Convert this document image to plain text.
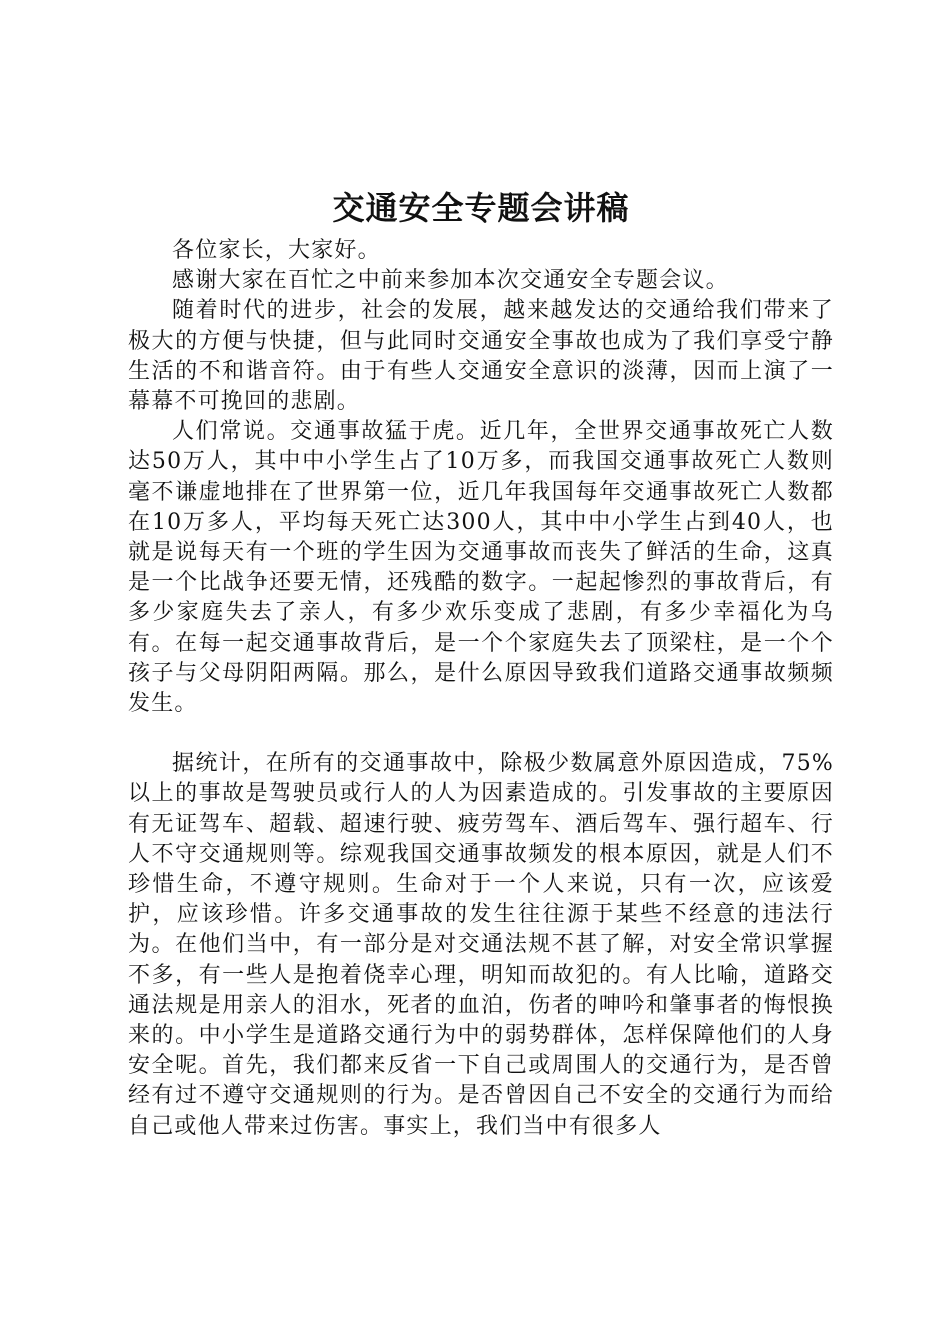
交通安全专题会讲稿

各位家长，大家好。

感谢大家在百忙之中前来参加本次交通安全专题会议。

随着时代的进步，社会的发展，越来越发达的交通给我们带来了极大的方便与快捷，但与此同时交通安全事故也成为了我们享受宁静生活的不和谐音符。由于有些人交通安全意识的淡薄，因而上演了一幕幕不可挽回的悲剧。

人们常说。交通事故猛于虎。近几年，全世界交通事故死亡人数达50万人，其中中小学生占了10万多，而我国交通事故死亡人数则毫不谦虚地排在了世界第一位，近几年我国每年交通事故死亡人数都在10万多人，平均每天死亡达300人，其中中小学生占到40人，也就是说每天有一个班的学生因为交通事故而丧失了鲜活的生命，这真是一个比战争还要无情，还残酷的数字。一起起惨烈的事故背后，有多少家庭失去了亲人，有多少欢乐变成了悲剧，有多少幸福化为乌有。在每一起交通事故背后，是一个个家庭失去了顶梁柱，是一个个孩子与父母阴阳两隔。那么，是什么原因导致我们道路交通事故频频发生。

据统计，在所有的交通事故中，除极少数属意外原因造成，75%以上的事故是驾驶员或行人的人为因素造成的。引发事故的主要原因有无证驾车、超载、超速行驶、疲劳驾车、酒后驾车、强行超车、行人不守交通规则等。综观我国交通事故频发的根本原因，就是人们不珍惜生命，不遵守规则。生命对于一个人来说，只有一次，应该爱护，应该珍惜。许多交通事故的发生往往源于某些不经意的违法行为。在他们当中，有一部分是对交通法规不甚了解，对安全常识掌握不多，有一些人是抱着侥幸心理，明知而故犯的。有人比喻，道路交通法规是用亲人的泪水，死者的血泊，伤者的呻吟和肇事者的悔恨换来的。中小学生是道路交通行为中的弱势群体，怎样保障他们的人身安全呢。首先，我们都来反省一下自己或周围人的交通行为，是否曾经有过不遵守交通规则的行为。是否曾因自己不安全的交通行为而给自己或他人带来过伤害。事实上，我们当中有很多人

+++

Copy every line above word for word and exclude the pictures.

FINISHED TASK ▸
Convert this document image to plain text.
交通安全专题会讲稿

各位家长，大家好。

感谢大家在百忙之中前来参加本次交通安全专题会议。

随着时代的进步，社会的发展，越来越发达的交通给我们带来了极大的方便与快捷，但与此同时交通安全事故也成为了我们享受宁静生活的不和谐音符。由于有些人交通安全意识的淡薄，因而上演了一幕幕不可挽回的悲剧。

人们常说。交通事故猛于虎。近几年，全世界交通事故死亡人数达50万人，其中中小学生占了10万多，而我国交通事故死亡人数则毫不谦虚地排在了世界第一位，近几年我国每年交通事故死亡人数都在10万多人，平均每天死亡达300人，其中中小学生占到40人，也就是说每天有一个班的学生因为交通事故而丧失了鲜活的生命，这真是一个比战争还要无情，还残酷的数字。一起起惨烈的事故背后，有多少家庭失去了亲人，有多少欢乐变成了悲剧，有多少幸福化为乌有。在每一起交通事故背后，是一个个家庭失去了顶梁柱，是一个个孩子与父母阴阳两隔。那么，是什么原因导致我们道路交通事故频频发生。

据统计，在所有的交通事故中，除极少数属意外原因造成，75%以上的事故是驾驶员或行人的人为因素造成的。引发事故的主要原因有无证驾车、超载、超速行驶、疲劳驾车、酒后驾车、强行超车、行人不守交通规则等。综观我国交通事故频发的根本原因，就是人们不珍惜生命，不遵守规则。生命对于一个人来说，只有一次，应该爱护，应该珍惜。许多交通事故的发生往往源于某些不经意的违法行为。在他们当中，有一部分是对交通法规不甚了解，对安全常识掌握不多，有一些人是抱着侥幸心理，明知而故犯的。有人比喻，道路交通法规是用亲人的泪水，死者的血泊，伤者的呻吟和肇事者的悔恨换来的。中小学生是道路交通行为中的弱势群体，怎样保障他们的人身安全呢。首先，我们都来反省一下自己或周围人的交通行为，是否曾经有过不遵守交通规则的行为。是否曾因自己不安全的交通行为而给自己或他人带来过伤害。事实上，我们当中有很多人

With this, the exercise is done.